◆ **Problem to work on**
List each line of the data in which the string "Amersfoort" appears.

☆ ☆ ☆ ☆

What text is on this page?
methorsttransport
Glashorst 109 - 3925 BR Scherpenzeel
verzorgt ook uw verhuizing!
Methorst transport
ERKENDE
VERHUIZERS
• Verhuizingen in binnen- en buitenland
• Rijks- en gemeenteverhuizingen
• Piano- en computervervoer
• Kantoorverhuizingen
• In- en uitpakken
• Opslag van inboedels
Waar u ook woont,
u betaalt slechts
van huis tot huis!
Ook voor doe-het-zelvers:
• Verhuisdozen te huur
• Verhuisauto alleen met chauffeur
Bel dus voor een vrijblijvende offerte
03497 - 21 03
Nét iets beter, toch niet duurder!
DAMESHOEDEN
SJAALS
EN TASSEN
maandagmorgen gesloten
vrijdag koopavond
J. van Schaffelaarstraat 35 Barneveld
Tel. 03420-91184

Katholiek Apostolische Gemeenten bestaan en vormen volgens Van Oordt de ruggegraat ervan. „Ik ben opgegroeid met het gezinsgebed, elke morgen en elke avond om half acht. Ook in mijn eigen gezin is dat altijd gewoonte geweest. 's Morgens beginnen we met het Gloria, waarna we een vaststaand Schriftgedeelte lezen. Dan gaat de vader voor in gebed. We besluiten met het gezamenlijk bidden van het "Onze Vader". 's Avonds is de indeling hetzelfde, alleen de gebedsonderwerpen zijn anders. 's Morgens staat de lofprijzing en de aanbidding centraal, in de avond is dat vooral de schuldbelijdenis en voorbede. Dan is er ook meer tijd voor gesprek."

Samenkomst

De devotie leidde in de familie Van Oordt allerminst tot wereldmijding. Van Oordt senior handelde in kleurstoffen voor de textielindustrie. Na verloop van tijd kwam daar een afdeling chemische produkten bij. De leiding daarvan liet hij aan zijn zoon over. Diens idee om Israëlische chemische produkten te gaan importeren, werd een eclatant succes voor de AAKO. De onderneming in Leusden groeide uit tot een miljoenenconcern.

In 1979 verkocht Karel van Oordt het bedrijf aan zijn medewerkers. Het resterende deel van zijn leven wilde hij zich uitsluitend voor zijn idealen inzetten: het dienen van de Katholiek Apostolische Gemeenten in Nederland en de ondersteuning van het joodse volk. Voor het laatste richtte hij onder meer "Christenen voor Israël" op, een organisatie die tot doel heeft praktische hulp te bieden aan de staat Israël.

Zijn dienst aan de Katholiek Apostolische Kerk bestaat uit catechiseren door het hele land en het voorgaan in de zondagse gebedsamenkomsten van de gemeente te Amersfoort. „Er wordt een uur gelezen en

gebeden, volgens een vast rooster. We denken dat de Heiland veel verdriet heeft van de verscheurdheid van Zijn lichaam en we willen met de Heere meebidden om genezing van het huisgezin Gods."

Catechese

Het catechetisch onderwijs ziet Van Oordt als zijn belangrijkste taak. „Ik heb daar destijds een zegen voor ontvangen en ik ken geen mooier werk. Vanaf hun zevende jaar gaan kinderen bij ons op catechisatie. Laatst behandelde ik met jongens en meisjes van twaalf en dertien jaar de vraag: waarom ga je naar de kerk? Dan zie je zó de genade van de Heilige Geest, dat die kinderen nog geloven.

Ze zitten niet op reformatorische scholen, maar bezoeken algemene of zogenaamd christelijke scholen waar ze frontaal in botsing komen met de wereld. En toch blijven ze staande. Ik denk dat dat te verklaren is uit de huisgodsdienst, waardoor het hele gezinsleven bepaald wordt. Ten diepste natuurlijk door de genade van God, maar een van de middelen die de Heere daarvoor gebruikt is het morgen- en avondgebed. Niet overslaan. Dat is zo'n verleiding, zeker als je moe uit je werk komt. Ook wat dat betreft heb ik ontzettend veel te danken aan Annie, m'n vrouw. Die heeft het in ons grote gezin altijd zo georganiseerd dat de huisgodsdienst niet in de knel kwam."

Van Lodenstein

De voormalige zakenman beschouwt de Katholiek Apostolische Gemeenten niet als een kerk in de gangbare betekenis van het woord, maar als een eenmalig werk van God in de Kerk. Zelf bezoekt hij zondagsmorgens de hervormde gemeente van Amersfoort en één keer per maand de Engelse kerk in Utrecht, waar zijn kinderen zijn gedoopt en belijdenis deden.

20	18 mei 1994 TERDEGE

☆ ☆ ☆ ☆

◆ **Written answer**
Zijn dienst aan de Katholiek Apostolische Kerk bestaat uit catechiseren door het hele land en het voorgaan in de zondagse gebedsamenkomsten van de gemeente te Amersfoort. „Er wordt een uur gelezen en
De voormalige zakenman beschouwt de Katholiek Apostolische Gemeenten niet als een kerk in de gangbare betekenis van het woord, maar als een eenmalig werk van God in de Kerk. Zelf bezoekt hij zondagsmorgens de hervormde gemeente van Amersfoort en één keer per maand de Engelse kerk in Utrecht, waar zijn kinderen zijn gedoopt en belijdenis deden.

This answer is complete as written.